**Stated problem**
Copy all lines holding the word "visninger" from the entries.

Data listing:
——
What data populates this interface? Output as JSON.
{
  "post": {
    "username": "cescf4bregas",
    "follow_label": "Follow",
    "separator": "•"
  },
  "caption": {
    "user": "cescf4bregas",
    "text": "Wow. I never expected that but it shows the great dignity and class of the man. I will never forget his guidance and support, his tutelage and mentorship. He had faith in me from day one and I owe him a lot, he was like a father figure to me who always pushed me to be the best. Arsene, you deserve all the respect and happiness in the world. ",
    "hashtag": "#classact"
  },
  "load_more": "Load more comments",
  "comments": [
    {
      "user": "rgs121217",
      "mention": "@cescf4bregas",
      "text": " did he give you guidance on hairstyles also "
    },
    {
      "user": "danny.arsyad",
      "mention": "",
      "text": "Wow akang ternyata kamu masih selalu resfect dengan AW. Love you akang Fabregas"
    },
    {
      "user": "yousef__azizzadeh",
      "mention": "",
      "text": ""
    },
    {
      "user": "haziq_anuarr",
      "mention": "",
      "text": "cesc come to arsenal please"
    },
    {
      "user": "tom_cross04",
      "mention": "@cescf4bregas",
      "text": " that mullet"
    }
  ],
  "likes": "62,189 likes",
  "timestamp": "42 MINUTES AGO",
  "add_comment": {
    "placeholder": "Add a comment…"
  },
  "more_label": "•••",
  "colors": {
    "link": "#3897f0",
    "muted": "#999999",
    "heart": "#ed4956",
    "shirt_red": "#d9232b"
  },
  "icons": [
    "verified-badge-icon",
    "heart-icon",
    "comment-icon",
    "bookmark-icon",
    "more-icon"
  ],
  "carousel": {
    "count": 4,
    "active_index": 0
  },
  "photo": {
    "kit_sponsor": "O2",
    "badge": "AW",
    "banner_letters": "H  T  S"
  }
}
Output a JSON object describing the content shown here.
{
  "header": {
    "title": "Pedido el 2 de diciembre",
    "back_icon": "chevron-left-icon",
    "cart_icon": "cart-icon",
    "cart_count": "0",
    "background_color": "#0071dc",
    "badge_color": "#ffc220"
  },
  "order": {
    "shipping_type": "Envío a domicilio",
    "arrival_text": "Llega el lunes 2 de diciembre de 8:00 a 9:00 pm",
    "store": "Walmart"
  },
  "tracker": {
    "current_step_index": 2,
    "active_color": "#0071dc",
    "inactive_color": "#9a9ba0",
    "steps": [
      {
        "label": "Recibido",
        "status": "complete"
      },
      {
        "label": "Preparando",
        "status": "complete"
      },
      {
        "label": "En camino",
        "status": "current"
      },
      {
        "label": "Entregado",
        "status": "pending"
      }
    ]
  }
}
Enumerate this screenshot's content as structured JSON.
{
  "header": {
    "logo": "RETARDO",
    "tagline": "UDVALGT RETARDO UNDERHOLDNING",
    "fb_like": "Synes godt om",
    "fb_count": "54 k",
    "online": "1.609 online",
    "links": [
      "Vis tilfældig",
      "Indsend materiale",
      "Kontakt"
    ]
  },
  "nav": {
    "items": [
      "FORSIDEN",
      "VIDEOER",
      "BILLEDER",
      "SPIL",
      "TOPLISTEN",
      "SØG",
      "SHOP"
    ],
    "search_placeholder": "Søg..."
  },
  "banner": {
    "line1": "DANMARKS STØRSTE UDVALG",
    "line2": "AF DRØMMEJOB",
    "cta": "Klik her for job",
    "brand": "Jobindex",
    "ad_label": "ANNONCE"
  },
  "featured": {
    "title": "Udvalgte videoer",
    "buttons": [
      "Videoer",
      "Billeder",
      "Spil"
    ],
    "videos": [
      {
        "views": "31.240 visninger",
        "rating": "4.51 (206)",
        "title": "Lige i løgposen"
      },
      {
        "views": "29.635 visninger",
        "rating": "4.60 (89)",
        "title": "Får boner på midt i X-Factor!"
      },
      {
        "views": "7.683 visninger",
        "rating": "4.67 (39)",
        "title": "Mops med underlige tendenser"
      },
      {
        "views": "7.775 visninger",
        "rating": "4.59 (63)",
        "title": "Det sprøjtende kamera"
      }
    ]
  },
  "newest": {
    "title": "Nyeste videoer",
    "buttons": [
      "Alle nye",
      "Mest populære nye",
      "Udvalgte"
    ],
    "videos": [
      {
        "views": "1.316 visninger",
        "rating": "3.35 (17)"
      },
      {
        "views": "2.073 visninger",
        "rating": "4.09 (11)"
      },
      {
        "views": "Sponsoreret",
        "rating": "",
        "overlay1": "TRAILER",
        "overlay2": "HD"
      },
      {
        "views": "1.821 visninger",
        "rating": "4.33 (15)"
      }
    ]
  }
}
——
**Exercise response**
        "views": "31.240 visninger",
        "views": "29.635 visninger",
        "views": "7.683 visninger",
        "views": "7.775 visninger",
        "views": "1.316 visninger",
        "views": "2.073 visninger",
        "views": "1.821 visninger",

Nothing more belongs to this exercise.